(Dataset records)
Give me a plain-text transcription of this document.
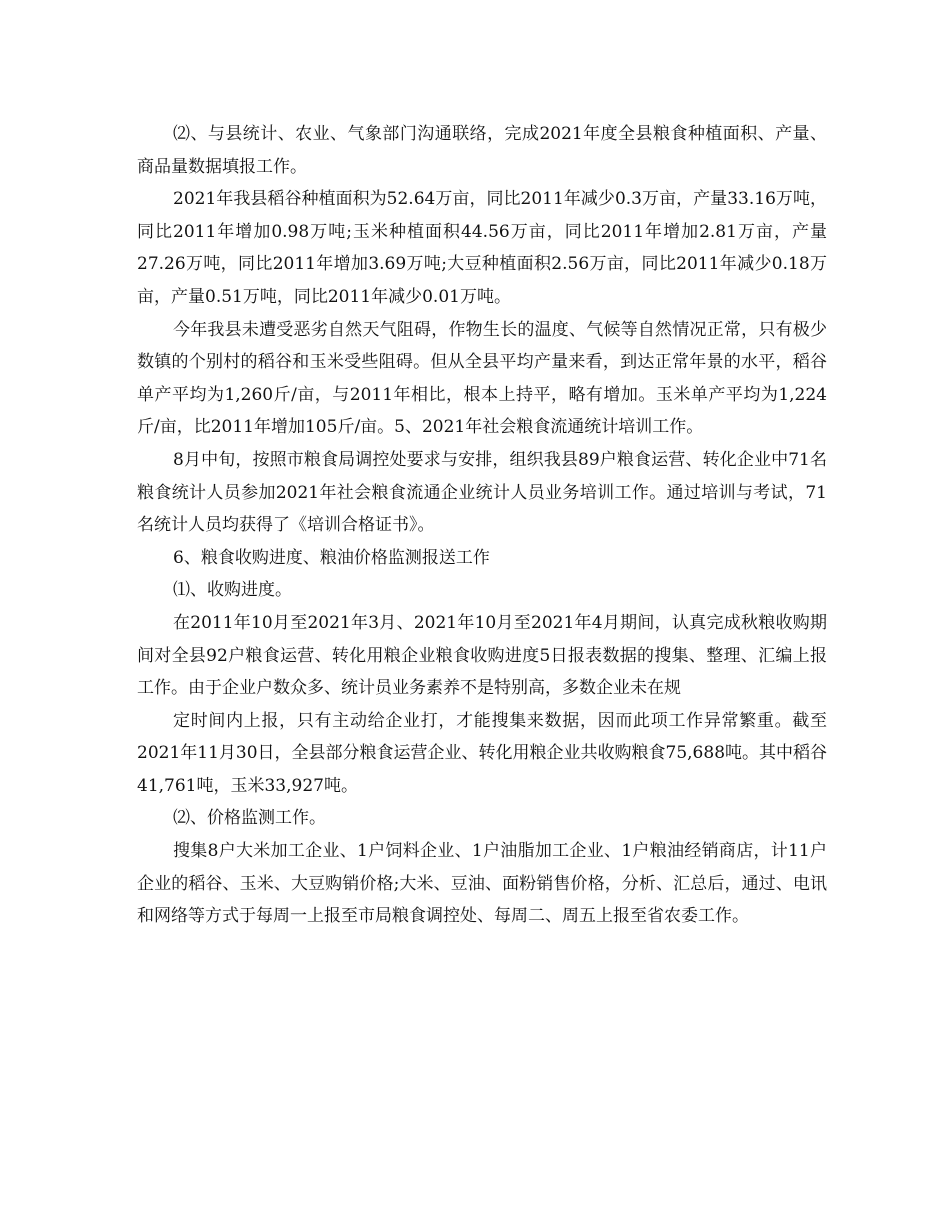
⑵、与县统计、农业、气象部门沟通联络，完成2021年度全县粮食种植面积、产量、商品量数据填报工作。

2021年我县稻谷种植面积为52.64万亩，同比2011年减少0.3万亩，产量33.16万吨，同比2011年增加0.98万吨;玉米种植面积44.56万亩，同比2011年增加2.81万亩，产量27.26万吨，同比2011年增加3.69万吨;大豆种植面积2.56万亩，同比2011年减少0.18万亩，产量0.51万吨，同比2011年减少0.01万吨。

今年我县未遭受恶劣自然天气阻碍，作物生长的温度、气候等自然情况正常，只有极少数镇的个别村的稻谷和玉米受些阻碍。但从全县平均产量来看，到达正常年景的水平，稻谷单产平均为1,260斤/亩，与2011年相比，根本上持平，略有增加。玉米单产平均为1,224斤/亩，比2011年增加105斤/亩。5、2021年社会粮食流通统计培训工作。

8月中旬，按照市粮食局调控处要求与安排，组织我县89户粮食运营、转化企业中71名粮食统计人员参加2021年社会粮食流通企业统计人员业务培训工作。通过培训与考试，71名统计人员均获得了《培训合格证书》。

6、粮食收购进度、粮油价格监测报送工作

⑴、收购进度。

在2011年10月至2021年3月、2021年10月至2021年4月期间，认真完成秋粮收购期间对全县92户粮食运营、转化用粮企业粮食收购进度5日报表数据的搜集、整理、汇编上报工作。由于企业户数众多、统计员业务素养不是特别高，多数企业未在规

定时间内上报，只有主动给企业打，才能搜集来数据，因而此项工作异常繁重。截至2021年11月30日，全县部分粮食运营企业、转化用粮企业共收购粮食75,688吨。其中稻谷41,761吨，玉米33,927吨。

⑵、价格监测工作。

搜集8户大米加工企业、1户饲料企业、1户油脂加工企业、1户粮油经销商店，计11户企业的稻谷、玉米、大豆购销价格;大米、豆油、面粉销售价格，分析、汇总后，通过、电讯和网络等方式于每周一上报至市局粮食调控处、每周二、周五上报至省农委工作。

Exercise: Exclude the pictures, and transcribe all of the material exactly.

The answer:
Give me a plain-text transcription of this document.
⑵、与县统计、农业、气象部门沟通联络，完成2021年度全县粮食种植面积、产量、商品量数据填报工作。

2021年我县稻谷种植面积为52.64万亩，同比2011年减少0.3万亩，产量33.16万吨，同比2011年增加0.98万吨;玉米种植面积44.56万亩，同比2011年增加2.81万亩，产量27.26万吨，同比2011年增加3.69万吨;大豆种植面积2.56万亩，同比2011年减少0.18万亩，产量0.51万吨，同比2011年减少0.01万吨。

今年我县未遭受恶劣自然天气阻碍，作物生长的温度、气候等自然情况正常，只有极少数镇的个别村的稻谷和玉米受些阻碍。但从全县平均产量来看，到达正常年景的水平，稻谷单产平均为1,260斤/亩，与2011年相比，根本上持平，略有增加。玉米单产平均为1,224斤/亩，比2011年增加105斤/亩。5、2021年社会粮食流通统计培训工作。

8月中旬，按照市粮食局调控处要求与安排，组织我县89户粮食运营、转化企业中71名粮食统计人员参加2021年社会粮食流通企业统计人员业务培训工作。通过培训与考试，71名统计人员均获得了《培训合格证书》。

6、粮食收购进度、粮油价格监测报送工作

⑴、收购进度。

在2011年10月至2021年3月、2021年10月至2021年4月期间，认真完成秋粮收购期间对全县92户粮食运营、转化用粮企业粮食收购进度5日报表数据的搜集、整理、汇编上报工作。由于企业户数众多、统计员业务素养不是特别高，多数企业未在规

定时间内上报，只有主动给企业打，才能搜集来数据，因而此项工作异常繁重。截至2021年11月30日，全县部分粮食运营企业、转化用粮企业共收购粮食75,688吨。其中稻谷41,761吨，玉米33,927吨。

⑵、价格监测工作。

搜集8户大米加工企业、1户饲料企业、1户油脂加工企业、1户粮油经销商店，计11户企业的稻谷、玉米、大豆购销价格;大米、豆油、面粉销售价格，分析、汇总后，通过、电讯和网络等方式于每周一上报至市局粮食调控处、每周二、周五上报至省农委工作。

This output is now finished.